(Dataset records)
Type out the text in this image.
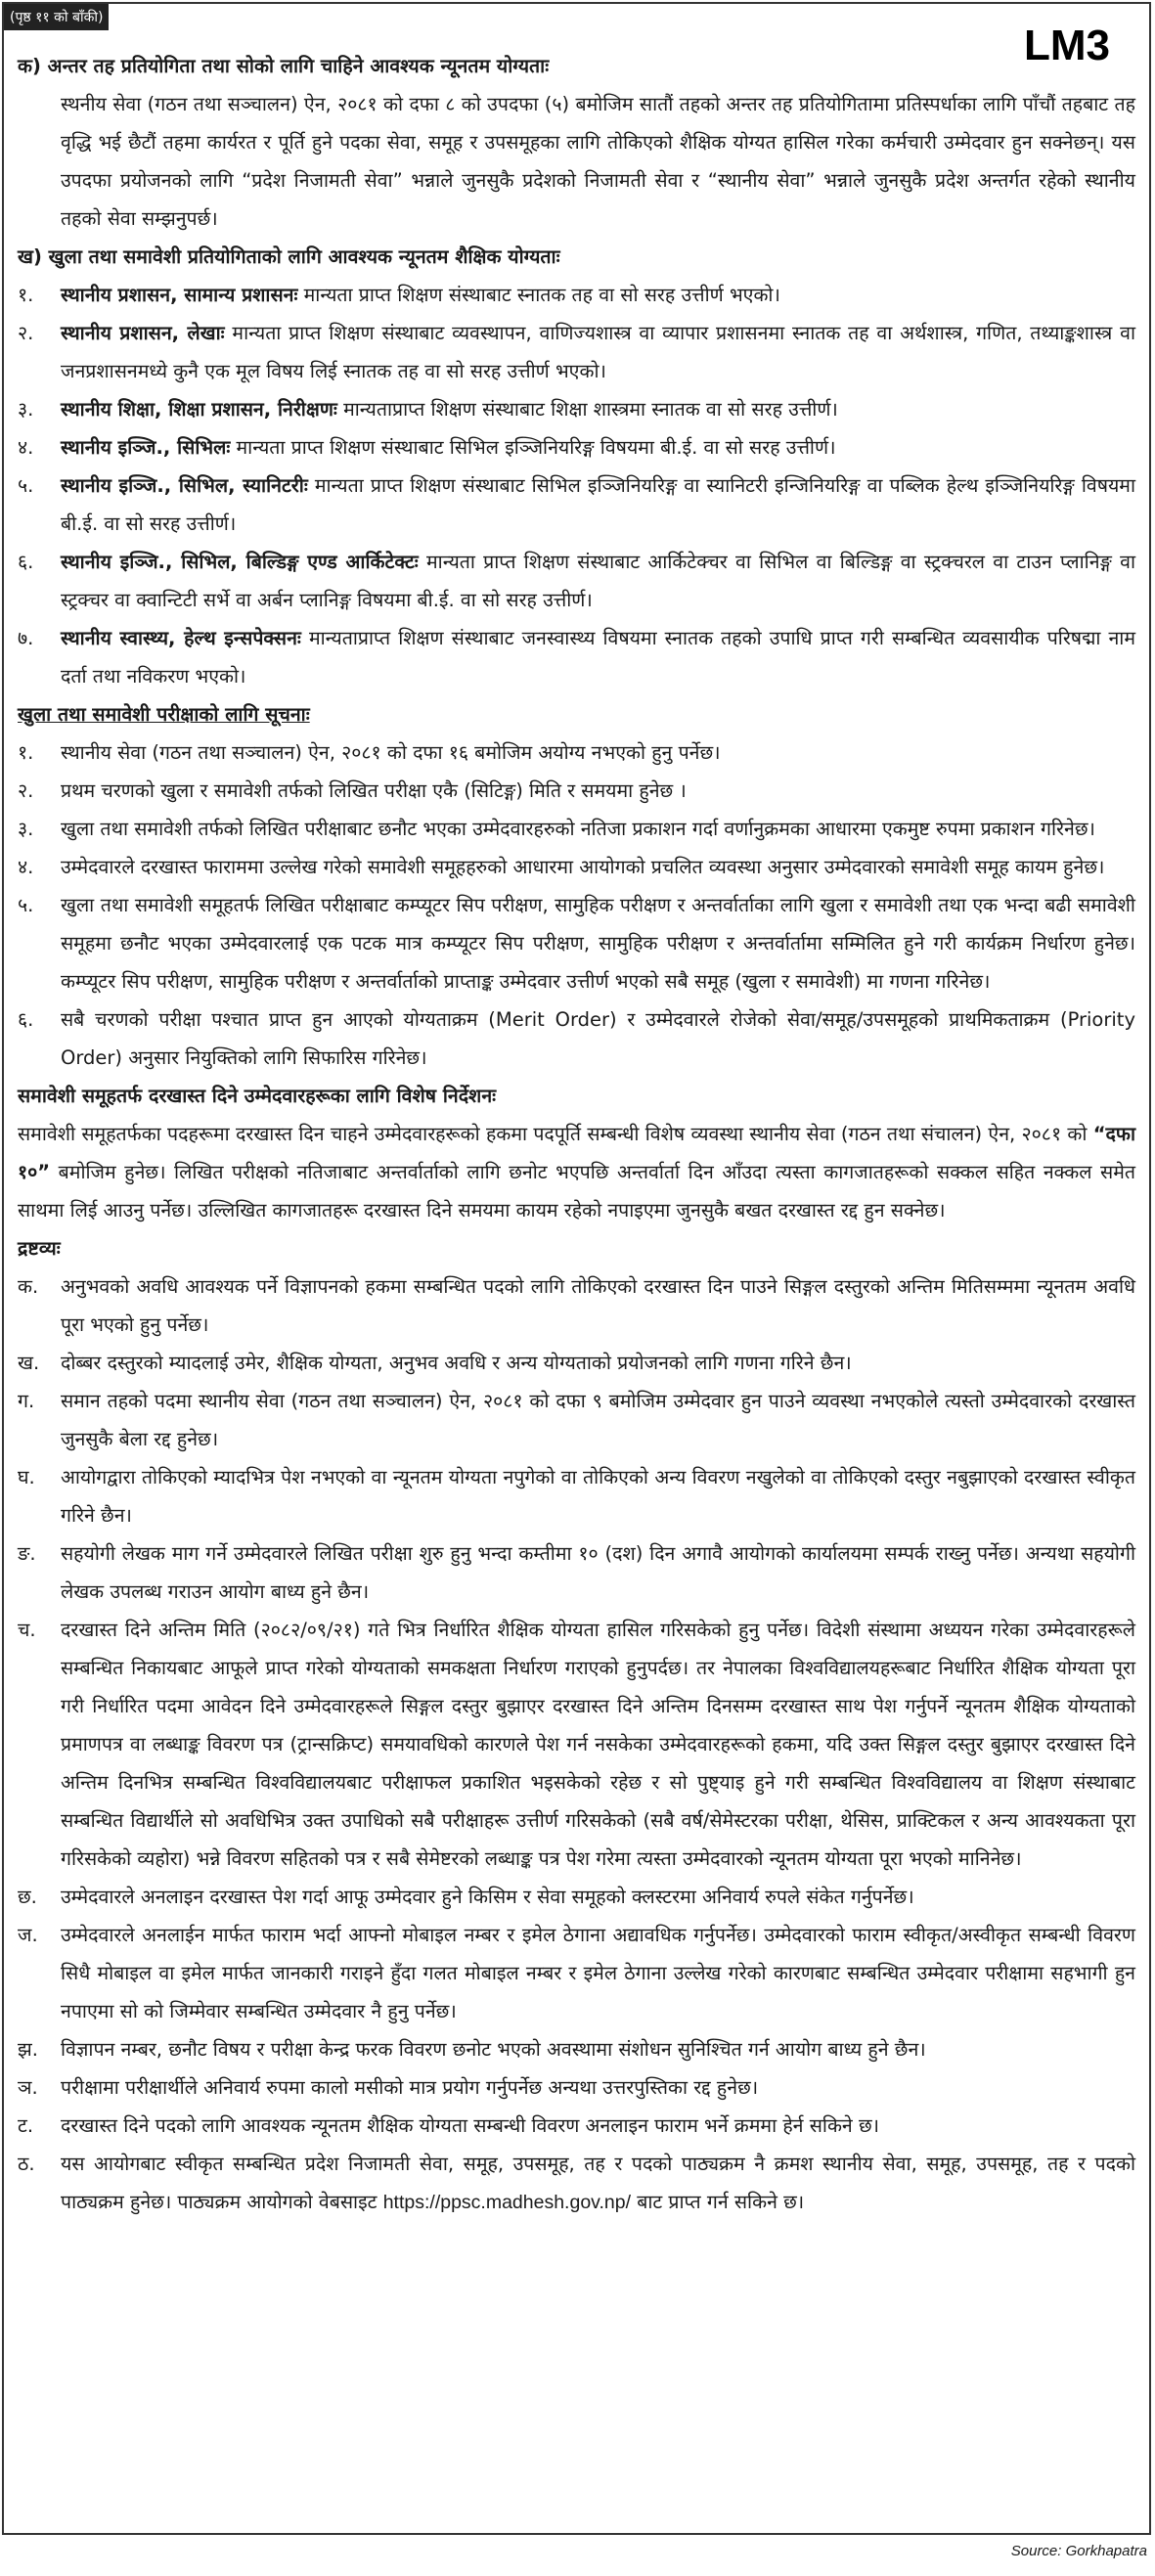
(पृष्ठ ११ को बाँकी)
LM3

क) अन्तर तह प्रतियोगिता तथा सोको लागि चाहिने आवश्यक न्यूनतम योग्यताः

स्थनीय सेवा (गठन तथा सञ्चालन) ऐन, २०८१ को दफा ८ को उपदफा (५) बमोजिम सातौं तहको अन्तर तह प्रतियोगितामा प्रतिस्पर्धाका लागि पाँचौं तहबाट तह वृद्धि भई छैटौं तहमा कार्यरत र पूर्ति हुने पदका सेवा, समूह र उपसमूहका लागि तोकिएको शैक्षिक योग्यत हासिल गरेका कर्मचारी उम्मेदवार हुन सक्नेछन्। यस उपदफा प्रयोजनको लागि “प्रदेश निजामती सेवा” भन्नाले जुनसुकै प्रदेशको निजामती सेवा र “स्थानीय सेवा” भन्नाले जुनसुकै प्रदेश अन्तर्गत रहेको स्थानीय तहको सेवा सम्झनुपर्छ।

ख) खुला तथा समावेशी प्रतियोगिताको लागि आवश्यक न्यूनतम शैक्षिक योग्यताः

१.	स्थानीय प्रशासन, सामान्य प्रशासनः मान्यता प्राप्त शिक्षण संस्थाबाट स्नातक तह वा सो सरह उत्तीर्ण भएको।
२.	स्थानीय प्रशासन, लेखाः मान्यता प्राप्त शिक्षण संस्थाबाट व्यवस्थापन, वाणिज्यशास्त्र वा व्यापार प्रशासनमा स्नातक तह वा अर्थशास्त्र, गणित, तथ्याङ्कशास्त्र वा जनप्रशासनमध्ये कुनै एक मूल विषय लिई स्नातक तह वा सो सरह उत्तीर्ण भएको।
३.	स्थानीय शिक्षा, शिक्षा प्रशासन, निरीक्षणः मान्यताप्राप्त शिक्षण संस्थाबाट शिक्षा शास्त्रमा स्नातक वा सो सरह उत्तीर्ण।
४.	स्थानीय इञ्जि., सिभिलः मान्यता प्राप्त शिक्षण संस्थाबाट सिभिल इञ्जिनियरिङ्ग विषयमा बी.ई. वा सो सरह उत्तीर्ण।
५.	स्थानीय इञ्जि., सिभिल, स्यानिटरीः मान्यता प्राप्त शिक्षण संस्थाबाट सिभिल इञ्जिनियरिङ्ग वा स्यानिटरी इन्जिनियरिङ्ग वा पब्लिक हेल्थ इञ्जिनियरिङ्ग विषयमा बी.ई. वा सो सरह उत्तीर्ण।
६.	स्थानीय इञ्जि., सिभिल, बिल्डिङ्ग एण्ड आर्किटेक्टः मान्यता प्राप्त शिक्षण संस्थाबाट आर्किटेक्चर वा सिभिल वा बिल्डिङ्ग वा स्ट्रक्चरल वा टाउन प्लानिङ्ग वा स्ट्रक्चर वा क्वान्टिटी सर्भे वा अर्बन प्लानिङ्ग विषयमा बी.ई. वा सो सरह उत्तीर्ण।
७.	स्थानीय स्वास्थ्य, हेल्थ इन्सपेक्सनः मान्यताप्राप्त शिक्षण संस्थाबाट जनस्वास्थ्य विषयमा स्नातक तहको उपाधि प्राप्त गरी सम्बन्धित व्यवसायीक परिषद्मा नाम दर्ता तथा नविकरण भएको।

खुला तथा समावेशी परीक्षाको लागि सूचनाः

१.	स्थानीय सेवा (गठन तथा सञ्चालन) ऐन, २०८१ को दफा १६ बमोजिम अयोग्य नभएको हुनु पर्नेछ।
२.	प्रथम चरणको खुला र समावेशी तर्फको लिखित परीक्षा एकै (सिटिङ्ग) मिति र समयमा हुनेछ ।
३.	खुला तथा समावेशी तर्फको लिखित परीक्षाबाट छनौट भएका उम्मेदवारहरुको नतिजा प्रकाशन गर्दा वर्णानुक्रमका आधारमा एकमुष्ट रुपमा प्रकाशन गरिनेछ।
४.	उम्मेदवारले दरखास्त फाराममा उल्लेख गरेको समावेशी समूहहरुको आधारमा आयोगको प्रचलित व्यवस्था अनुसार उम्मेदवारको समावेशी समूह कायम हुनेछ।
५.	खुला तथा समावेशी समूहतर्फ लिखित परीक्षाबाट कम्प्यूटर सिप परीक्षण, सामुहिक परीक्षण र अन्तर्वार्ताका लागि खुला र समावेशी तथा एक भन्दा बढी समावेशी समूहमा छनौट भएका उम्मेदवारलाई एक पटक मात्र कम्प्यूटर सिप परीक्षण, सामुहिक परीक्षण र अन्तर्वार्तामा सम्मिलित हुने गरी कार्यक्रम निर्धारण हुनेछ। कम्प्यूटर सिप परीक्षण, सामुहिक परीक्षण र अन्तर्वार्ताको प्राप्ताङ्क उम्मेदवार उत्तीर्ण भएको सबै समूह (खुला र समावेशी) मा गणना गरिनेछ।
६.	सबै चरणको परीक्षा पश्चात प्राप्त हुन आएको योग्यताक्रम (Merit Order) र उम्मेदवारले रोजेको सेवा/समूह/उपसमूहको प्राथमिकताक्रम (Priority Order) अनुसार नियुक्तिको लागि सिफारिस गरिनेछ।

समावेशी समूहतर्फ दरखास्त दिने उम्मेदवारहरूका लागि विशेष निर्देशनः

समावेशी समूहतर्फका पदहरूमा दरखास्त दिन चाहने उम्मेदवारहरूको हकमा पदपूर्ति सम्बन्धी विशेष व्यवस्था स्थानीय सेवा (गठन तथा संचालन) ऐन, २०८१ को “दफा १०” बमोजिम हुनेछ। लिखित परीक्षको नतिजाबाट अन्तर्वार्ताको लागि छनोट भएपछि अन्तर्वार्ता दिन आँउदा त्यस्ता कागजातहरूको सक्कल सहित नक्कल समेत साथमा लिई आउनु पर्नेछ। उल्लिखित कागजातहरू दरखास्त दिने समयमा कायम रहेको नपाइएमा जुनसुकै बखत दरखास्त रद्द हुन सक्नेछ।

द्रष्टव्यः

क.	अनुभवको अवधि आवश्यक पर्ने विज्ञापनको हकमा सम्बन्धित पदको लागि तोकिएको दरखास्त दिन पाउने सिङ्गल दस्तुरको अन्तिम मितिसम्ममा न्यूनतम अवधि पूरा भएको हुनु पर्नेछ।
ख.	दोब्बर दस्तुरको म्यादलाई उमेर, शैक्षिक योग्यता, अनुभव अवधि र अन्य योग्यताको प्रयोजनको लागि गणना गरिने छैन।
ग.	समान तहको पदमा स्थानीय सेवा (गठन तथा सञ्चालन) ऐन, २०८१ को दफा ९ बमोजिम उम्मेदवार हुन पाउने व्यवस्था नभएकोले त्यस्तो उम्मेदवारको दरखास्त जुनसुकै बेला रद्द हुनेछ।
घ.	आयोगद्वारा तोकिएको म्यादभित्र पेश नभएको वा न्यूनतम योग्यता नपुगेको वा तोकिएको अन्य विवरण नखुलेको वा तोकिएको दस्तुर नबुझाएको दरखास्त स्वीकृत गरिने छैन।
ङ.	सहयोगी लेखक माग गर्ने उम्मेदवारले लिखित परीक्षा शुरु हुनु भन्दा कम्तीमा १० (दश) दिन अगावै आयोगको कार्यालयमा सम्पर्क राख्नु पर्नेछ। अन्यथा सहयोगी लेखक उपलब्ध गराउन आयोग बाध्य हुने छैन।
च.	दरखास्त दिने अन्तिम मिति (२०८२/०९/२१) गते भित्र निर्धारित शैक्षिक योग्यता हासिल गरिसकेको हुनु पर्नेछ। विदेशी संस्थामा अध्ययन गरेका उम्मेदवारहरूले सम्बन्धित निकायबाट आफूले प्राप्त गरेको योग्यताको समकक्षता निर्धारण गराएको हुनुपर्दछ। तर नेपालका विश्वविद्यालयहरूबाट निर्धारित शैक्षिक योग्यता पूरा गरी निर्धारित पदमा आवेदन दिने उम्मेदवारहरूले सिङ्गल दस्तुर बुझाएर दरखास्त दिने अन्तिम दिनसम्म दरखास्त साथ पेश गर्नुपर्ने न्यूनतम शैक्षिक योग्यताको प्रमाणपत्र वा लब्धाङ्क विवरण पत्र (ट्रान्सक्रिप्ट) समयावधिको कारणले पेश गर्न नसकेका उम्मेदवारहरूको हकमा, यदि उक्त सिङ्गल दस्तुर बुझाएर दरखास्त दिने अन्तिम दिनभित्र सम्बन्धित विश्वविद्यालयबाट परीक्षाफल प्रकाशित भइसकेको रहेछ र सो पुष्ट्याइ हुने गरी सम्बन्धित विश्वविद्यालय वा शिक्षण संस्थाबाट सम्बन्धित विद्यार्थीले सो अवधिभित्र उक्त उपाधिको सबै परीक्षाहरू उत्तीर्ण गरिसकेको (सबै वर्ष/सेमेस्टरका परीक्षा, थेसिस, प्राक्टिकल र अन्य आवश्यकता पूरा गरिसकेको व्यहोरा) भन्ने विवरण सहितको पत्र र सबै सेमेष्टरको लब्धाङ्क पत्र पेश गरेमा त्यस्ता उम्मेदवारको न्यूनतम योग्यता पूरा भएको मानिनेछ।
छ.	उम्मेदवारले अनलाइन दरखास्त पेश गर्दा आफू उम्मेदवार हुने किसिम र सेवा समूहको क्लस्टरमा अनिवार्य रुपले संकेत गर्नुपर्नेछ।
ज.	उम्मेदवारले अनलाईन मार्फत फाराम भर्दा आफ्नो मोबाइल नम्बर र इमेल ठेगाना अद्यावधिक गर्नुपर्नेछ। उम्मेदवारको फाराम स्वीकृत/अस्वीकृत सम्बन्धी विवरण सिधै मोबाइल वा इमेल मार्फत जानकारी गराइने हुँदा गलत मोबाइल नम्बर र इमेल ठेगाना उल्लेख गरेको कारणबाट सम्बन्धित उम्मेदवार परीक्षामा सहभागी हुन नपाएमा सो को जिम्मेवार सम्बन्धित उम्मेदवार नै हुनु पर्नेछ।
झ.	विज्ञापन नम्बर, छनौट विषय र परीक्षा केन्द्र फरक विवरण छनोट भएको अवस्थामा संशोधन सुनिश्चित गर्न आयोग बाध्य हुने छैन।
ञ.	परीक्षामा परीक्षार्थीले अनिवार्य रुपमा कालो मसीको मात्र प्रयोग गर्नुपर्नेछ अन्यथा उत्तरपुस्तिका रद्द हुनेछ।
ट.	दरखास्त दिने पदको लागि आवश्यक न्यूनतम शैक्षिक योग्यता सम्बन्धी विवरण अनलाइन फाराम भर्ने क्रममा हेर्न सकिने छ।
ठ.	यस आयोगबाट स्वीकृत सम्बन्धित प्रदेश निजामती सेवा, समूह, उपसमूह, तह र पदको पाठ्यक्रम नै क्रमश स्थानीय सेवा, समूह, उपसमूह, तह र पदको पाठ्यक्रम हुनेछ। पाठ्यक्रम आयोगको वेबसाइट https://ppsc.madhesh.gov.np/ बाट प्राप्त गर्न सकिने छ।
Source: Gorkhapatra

> [Request]: Say how many lines in the entries contain the string "चरणक", and say nothing else.

> [Solution for this problem]: 2